╭─ Provided entries

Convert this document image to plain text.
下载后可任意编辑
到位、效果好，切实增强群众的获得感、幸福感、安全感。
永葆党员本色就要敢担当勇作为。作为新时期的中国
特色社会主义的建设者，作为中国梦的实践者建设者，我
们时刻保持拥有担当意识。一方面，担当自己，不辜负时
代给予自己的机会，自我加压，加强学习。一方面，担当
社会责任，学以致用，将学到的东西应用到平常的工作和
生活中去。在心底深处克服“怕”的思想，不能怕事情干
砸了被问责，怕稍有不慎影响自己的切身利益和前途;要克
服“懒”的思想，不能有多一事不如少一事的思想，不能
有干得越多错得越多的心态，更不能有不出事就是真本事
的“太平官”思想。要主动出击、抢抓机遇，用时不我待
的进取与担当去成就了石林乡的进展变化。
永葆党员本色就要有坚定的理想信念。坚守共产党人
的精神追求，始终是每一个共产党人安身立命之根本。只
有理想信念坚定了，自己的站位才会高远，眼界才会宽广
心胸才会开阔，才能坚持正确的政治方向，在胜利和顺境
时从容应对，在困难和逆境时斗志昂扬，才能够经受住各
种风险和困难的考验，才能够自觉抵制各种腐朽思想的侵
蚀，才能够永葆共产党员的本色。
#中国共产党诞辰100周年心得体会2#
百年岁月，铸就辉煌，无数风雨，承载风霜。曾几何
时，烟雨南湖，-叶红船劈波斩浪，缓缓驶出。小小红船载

╰─

** Required task **
Every line above should be printed again exactly as it stands.

** Task response **
Convert this document image to plain text.
下载后可任意编辑
到位、效果好，切实增强群众的获得感、幸福感、安全感。
永葆党员本色就要敢担当勇作为。作为新时期的中国
特色社会主义的建设者，作为中国梦的实践者建设者，我
们时刻保持拥有担当意识。一方面，担当自己，不辜负时
代给予自己的机会，自我加压，加强学习。一方面，担当
社会责任，学以致用，将学到的东西应用到平常的工作和
生活中去。在心底深处克服“怕”的思想，不能怕事情干
砸了被问责，怕稍有不慎影响自己的切身利益和前途;要克
服“懒”的思想，不能有多一事不如少一事的思想，不能
有干得越多错得越多的心态，更不能有不出事就是真本事
的“太平官”思想。要主动出击、抢抓机遇，用时不我待
的进取与担当去成就了石林乡的进展变化。
永葆党员本色就要有坚定的理想信念。坚守共产党人
的精神追求，始终是每一个共产党人安身立命之根本。只
有理想信念坚定了，自己的站位才会高远，眼界才会宽广
心胸才会开阔，才能坚持正确的政治方向，在胜利和顺境
时从容应对，在困难和逆境时斗志昂扬，才能够经受住各
种风险和困难的考验，才能够自觉抵制各种腐朽思想的侵
蚀，才能够永葆共产党员的本色。
#中国共产党诞辰100周年心得体会2#
百年岁月，铸就辉煌，无数风雨，承载风霜。曾几何
时，烟雨南湖，-叶红船劈波斩浪，缓缓驶出。小小红船载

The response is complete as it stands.